▶ Extracted records:
* * *
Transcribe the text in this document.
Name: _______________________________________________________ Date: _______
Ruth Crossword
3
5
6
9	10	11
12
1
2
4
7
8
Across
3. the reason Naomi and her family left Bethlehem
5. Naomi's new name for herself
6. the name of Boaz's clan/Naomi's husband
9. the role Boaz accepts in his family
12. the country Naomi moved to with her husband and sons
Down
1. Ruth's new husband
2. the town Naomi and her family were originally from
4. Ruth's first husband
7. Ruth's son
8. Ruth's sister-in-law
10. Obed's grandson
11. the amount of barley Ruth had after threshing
* * *
▶ Work to be completed: Return what is listed above, exactly and completely.

▶ Expected answer:
Transcribe the text in this document.
Name: _______________________________________________________ Date: _______
Ruth Crossword
3
5
6
9	10	11
12
1
2
4
7
8
Across
3. the reason Naomi and her family left Bethlehem
5. Naomi's new name for herself
6. the name of Boaz's clan/Naomi's husband
9. the role Boaz accepts in his family
12. the country Naomi moved to with her husband and sons
Down
1. Ruth's new husband
2. the town Naomi and her family were originally from
4. Ruth's first husband
7. Ruth's son
8. Ruth's sister-in-law
10. Obed's grandson
11. the amount of barley Ruth had after threshing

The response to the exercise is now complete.